### WHAT IS NEEDED
Send back all the data below, exactly as given.

========================================

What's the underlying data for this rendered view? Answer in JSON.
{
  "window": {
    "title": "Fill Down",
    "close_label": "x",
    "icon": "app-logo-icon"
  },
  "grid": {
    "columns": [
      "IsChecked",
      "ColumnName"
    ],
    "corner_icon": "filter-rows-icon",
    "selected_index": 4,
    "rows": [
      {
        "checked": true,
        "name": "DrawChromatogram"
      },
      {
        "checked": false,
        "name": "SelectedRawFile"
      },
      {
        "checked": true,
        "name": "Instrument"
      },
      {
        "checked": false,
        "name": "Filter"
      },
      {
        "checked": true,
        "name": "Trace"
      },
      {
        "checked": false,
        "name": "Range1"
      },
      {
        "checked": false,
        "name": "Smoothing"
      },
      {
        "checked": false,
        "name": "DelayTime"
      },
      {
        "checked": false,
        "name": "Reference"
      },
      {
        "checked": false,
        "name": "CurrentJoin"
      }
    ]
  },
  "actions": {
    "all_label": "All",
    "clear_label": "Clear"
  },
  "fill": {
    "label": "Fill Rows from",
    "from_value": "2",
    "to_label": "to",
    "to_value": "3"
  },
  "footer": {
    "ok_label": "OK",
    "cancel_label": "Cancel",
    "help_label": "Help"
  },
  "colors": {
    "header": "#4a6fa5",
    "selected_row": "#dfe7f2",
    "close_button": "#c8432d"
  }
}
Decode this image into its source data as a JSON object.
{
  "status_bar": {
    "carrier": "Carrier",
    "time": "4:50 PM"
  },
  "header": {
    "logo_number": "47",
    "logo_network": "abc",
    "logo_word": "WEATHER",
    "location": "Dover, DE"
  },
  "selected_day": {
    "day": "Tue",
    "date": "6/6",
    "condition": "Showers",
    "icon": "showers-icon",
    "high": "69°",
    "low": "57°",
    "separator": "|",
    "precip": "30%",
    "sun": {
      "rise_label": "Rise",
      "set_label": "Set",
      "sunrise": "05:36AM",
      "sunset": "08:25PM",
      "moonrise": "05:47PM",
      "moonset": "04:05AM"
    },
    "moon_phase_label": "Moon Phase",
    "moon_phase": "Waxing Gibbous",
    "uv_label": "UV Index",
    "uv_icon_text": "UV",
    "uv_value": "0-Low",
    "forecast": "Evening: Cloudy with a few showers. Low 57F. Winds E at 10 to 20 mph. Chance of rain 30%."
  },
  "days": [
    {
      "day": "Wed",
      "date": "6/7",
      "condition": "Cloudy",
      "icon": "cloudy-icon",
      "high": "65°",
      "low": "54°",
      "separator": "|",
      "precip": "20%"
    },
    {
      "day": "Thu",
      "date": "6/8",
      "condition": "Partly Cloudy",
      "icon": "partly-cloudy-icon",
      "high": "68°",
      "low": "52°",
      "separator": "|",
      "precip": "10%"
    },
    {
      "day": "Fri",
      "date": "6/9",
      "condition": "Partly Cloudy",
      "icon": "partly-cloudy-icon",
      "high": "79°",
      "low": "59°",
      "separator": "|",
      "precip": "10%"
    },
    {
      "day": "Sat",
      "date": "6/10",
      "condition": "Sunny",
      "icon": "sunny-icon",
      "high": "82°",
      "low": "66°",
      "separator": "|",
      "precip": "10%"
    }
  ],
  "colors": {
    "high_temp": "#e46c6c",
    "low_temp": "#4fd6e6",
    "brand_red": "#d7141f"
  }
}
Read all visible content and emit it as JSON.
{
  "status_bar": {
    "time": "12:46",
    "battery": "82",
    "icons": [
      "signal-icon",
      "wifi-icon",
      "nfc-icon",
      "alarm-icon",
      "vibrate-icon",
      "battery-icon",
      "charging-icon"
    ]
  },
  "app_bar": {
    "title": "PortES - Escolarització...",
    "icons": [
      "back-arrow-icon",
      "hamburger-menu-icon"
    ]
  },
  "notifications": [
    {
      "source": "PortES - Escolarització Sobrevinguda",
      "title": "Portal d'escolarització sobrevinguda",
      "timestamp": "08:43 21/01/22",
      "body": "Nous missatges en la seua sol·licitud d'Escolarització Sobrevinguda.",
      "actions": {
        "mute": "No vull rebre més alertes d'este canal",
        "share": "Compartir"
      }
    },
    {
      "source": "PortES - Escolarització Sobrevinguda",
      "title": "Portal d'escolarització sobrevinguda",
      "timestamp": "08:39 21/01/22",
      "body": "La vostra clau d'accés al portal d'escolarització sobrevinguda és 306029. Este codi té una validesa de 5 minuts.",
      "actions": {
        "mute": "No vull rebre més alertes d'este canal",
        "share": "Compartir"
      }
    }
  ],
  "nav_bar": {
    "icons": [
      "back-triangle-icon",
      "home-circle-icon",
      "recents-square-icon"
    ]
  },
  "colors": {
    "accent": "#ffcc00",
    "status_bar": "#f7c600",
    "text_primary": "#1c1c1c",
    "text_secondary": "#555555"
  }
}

========================================

### ANSWER
What's the underlying data for this rendered view? Answer in JSON.
{
  "window": {
    "title": "Fill Down",
    "close_label": "x",
    "icon": "app-logo-icon"
  },
  "grid": {
    "columns": [
      "IsChecked",
      "ColumnName"
    ],
    "corner_icon": "filter-rows-icon",
    "selected_index": 4,
    "rows": [
      {
        "checked": true,
        "name": "DrawChromatogram"
      },
      {
        "checked": false,
        "name": "SelectedRawFile"
      },
      {
        "checked": true,
        "name": "Instrument"
      },
      {
        "checked": false,
        "name": "Filter"
      },
      {
        "checked": true,
        "name": "Trace"
      },
      {
        "checked": false,
        "name": "Range1"
      },
      {
        "checked": false,
        "name": "Smoothing"
      },
      {
        "checked": false,
        "name": "DelayTime"
      },
      {
        "checked": false,
        "name": "Reference"
      },
      {
        "checked": false,
        "name": "CurrentJoin"
      }
    ]
  },
  "actions": {
    "all_label": "All",
    "clear_label": "Clear"
  },
  "fill": {
    "label": "Fill Rows from",
    "from_value": "2",
    "to_label": "to",
    "to_value": "3"
  },
  "footer": {
    "ok_label": "OK",
    "cancel_label": "Cancel",
    "help_label": "Help"
  },
  "colors": {
    "header": "#4a6fa5",
    "selected_row": "#dfe7f2",
    "close_button": "#c8432d"
  }
}
Decode this image into its source data as a JSON object.
{
  "status_bar": {
    "carrier": "Carrier",
    "time": "4:50 PM"
  },
  "header": {
    "logo_number": "47",
    "logo_network": "abc",
    "logo_word": "WEATHER",
    "location": "Dover, DE"
  },
  "selected_day": {
    "day": "Tue",
    "date": "6/6",
    "condition": "Showers",
    "icon": "showers-icon",
    "high": "69°",
    "low": "57°",
    "separator": "|",
    "precip": "30%",
    "sun": {
      "rise_label": "Rise",
      "set_label": "Set",
      "sunrise": "05:36AM",
      "sunset": "08:25PM",
      "moonrise": "05:47PM",
      "moonset": "04:05AM"
    },
    "moon_phase_label": "Moon Phase",
    "moon_phase": "Waxing Gibbous",
    "uv_label": "UV Index",
    "uv_icon_text": "UV",
    "uv_value": "0-Low",
    "forecast": "Evening: Cloudy with a few showers. Low 57F. Winds E at 10 to 20 mph. Chance of rain 30%."
  },
  "days": [
    {
      "day": "Wed",
      "date": "6/7",
      "condition": "Cloudy",
      "icon": "cloudy-icon",
      "high": "65°",
      "low": "54°",
      "separator": "|",
      "precip": "20%"
    },
    {
      "day": "Thu",
      "date": "6/8",
      "condition": "Partly Cloudy",
      "icon": "partly-cloudy-icon",
      "high": "68°",
      "low": "52°",
      "separator": "|",
      "precip": "10%"
    },
    {
      "day": "Fri",
      "date": "6/9",
      "condition": "Partly Cloudy",
      "icon": "partly-cloudy-icon",
      "high": "79°",
      "low": "59°",
      "separator": "|",
      "precip": "10%"
    },
    {
      "day": "Sat",
      "date": "6/10",
      "condition": "Sunny",
      "icon": "sunny-icon",
      "high": "82°",
      "low": "66°",
      "separator": "|",
      "precip": "10%"
    }
  ],
  "colors": {
    "high_temp": "#e46c6c",
    "low_temp": "#4fd6e6",
    "brand_red": "#d7141f"
  }
}
Read all visible content and emit it as JSON.
{
  "status_bar": {
    "time": "12:46",
    "battery": "82",
    "icons": [
      "signal-icon",
      "wifi-icon",
      "nfc-icon",
      "alarm-icon",
      "vibrate-icon",
      "battery-icon",
      "charging-icon"
    ]
  },
  "app_bar": {
    "title": "PortES - Escolarització...",
    "icons": [
      "back-arrow-icon",
      "hamburger-menu-icon"
    ]
  },
  "notifications": [
    {
      "source": "PortES - Escolarització Sobrevinguda",
      "title": "Portal d'escolarització sobrevinguda",
      "timestamp": "08:43 21/01/22",
      "body": "Nous missatges en la seua sol·licitud d'Escolarització Sobrevinguda.",
      "actions": {
        "mute": "No vull rebre més alertes d'este canal",
        "share": "Compartir"
      }
    },
    {
      "source": "PortES - Escolarització Sobrevinguda",
      "title": "Portal d'escolarització sobrevinguda",
      "timestamp": "08:39 21/01/22",
      "body": "La vostra clau d'accés al portal d'escolarització sobrevinguda és 306029. Este codi té una validesa de 5 minuts.",
      "actions": {
        "mute": "No vull rebre més alertes d'este canal",
        "share": "Compartir"
      }
    }
  ],
  "nav_bar": {
    "icons": [
      "back-triangle-icon",
      "home-circle-icon",
      "recents-square-icon"
    ]
  },
  "colors": {
    "accent": "#ffcc00",
    "status_bar": "#f7c600",
    "text_primary": "#1c1c1c",
    "text_secondary": "#555555"
  }
}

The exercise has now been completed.